_AIM OF THE TASK_
Transcribe word for word the lines spanning the line with "Convert this document image to plain text." through the end of the records.

_PROVIDED MATERIAL_
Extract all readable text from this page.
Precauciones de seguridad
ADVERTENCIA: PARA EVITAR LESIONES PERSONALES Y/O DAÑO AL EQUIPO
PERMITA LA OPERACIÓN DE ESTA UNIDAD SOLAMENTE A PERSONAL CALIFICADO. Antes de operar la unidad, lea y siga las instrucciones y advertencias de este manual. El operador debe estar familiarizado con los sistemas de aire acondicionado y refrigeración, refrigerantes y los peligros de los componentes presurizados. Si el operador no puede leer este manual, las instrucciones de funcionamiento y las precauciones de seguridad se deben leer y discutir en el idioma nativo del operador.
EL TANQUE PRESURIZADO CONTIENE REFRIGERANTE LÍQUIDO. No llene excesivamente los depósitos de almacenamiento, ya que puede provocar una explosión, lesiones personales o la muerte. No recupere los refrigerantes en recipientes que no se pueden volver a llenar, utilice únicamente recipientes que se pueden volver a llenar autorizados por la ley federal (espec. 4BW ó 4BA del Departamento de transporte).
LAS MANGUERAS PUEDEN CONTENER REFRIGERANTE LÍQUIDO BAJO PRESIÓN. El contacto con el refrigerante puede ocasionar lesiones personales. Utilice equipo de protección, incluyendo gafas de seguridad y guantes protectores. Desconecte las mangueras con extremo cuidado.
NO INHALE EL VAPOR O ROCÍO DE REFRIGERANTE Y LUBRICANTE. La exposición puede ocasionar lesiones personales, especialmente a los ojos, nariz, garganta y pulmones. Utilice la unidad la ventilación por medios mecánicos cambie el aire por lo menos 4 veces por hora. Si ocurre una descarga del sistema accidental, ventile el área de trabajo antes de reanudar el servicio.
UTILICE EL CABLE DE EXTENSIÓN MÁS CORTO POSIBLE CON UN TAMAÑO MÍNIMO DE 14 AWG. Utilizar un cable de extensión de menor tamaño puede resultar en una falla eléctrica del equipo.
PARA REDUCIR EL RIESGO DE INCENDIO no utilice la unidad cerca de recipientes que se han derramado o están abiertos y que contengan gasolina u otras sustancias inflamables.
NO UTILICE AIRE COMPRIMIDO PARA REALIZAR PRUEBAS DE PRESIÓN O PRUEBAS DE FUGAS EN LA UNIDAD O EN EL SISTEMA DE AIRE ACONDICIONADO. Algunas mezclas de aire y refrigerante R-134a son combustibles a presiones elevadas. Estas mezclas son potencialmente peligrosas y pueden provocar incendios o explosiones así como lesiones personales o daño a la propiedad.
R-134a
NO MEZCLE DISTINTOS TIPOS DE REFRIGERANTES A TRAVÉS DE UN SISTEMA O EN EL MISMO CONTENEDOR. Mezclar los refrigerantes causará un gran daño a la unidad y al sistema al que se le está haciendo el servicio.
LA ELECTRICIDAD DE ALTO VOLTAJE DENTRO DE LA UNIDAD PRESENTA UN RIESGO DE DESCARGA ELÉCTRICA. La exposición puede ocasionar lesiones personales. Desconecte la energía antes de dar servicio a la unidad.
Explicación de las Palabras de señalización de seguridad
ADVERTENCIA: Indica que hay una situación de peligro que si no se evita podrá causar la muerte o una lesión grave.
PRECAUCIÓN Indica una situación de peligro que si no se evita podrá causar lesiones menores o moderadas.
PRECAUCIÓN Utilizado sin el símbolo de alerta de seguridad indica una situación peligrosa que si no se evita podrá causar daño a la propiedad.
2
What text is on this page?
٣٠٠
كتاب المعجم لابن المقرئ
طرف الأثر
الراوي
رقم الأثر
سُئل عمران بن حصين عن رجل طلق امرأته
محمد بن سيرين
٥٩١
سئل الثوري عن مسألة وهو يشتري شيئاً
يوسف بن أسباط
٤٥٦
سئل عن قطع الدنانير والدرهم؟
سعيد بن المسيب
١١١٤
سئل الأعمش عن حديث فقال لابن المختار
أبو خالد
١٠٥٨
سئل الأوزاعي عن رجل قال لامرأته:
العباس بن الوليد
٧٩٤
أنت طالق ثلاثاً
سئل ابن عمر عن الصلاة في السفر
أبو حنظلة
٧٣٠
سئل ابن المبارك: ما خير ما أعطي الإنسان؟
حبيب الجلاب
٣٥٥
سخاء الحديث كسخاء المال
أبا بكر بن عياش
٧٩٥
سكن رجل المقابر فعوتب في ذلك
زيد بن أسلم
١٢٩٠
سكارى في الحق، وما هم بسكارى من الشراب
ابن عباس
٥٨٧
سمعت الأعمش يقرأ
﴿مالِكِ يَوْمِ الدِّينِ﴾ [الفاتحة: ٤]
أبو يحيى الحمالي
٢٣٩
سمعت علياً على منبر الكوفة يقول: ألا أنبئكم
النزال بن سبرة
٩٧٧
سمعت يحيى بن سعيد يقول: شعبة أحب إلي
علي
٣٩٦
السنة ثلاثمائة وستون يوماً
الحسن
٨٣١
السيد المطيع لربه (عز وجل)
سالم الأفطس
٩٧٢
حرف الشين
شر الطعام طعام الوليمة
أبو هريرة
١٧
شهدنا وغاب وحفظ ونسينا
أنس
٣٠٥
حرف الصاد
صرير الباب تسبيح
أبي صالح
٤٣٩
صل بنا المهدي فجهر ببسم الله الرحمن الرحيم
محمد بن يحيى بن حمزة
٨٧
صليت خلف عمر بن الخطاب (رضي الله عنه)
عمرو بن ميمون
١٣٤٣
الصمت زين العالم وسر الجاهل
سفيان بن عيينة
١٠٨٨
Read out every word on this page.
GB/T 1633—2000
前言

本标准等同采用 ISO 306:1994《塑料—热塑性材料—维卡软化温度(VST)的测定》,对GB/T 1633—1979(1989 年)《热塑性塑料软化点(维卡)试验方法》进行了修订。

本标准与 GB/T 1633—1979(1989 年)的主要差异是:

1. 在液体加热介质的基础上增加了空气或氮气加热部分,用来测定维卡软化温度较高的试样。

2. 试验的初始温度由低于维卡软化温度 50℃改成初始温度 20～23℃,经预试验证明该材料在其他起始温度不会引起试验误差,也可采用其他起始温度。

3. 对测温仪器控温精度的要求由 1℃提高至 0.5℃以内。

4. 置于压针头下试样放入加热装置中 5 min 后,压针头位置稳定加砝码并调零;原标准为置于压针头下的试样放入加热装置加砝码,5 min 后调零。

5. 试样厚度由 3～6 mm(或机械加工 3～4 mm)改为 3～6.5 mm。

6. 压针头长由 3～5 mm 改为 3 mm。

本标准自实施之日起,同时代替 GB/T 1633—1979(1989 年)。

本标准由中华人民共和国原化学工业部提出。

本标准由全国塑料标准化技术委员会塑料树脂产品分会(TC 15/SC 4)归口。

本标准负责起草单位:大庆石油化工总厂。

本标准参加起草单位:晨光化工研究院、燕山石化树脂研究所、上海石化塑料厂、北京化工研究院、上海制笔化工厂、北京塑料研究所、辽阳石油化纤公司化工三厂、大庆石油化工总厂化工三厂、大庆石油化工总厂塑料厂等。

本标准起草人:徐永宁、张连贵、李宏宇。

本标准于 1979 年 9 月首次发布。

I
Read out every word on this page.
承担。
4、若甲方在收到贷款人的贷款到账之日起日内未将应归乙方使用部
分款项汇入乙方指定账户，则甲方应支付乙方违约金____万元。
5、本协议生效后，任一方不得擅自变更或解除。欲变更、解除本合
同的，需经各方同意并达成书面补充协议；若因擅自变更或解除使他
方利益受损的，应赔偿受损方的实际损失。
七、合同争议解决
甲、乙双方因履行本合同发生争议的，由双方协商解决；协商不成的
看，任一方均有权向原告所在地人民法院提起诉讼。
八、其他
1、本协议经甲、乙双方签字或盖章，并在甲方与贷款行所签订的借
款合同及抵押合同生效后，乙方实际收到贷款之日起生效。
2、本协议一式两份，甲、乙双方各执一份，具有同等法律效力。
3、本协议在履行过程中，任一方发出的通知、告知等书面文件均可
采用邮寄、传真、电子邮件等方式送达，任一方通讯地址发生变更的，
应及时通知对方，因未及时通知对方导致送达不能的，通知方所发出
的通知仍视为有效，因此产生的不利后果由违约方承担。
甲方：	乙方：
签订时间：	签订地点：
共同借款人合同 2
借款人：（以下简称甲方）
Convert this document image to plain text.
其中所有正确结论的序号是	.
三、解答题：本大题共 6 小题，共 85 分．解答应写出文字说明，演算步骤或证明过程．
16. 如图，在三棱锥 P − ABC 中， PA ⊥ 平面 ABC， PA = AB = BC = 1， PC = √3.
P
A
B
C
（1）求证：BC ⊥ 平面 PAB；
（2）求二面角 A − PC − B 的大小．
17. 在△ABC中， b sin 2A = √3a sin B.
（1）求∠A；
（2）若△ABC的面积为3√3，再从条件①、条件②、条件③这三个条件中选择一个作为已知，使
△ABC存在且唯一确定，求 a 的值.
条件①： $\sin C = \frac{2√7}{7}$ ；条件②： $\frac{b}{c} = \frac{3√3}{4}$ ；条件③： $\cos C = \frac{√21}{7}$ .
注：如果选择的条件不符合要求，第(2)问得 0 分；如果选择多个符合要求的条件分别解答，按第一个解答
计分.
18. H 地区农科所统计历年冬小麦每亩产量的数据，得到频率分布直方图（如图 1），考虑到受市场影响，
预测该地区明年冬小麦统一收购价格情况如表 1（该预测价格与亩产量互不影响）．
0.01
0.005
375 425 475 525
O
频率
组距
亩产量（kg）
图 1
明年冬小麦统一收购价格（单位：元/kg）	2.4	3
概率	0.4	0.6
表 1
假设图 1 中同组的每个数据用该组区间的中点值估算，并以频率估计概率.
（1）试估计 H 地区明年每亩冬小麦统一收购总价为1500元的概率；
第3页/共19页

_SOLUTION TO THE PROBLEM_
Convert this document image to plain text.
其中所有正确结论的序号是	.
三、解答题：本大题共 6 小题，共 85 分．解答应写出文字说明，演算步骤或证明过程．
16. 如图，在三棱锥 P − ABC 中， PA ⊥ 平面 ABC， PA = AB = BC = 1， PC = √3.
P
A
B
C
（1）求证：BC ⊥ 平面 PAB；
（2）求二面角 A − PC − B 的大小．
17. 在△ABC中， b sin 2A = √3a sin B.
（1）求∠A；
（2）若△ABC的面积为3√3，再从条件①、条件②、条件③这三个条件中选择一个作为已知，使
△ABC存在且唯一确定，求 a 的值.
条件①： $\sin C = \frac{2√7}{7}$ ；条件②： $\frac{b}{c} = \frac{3√3}{4}$ ；条件③： $\cos C = \frac{√21}{7}$ .
注：如果选择的条件不符合要求，第(2)问得 0 分；如果选择多个符合要求的条件分别解答，按第一个解答
计分.
18. H 地区农科所统计历年冬小麦每亩产量的数据，得到频率分布直方图（如图 1），考虑到受市场影响，
预测该地区明年冬小麦统一收购价格情况如表 1（该预测价格与亩产量互不影响）．
0.01
0.005
375 425 475 525
O
频率
组距
亩产量（kg）
图 1
明年冬小麦统一收购价格（单位：元/kg）	2.4	3
概率	0.4	0.6
表 1
假设图 1 中同组的每个数据用该组区间的中点值估算，并以频率估计概率.
（1）试估计 H 地区明年每亩冬小麦统一收购总价为1500元的概率；
第3页/共19页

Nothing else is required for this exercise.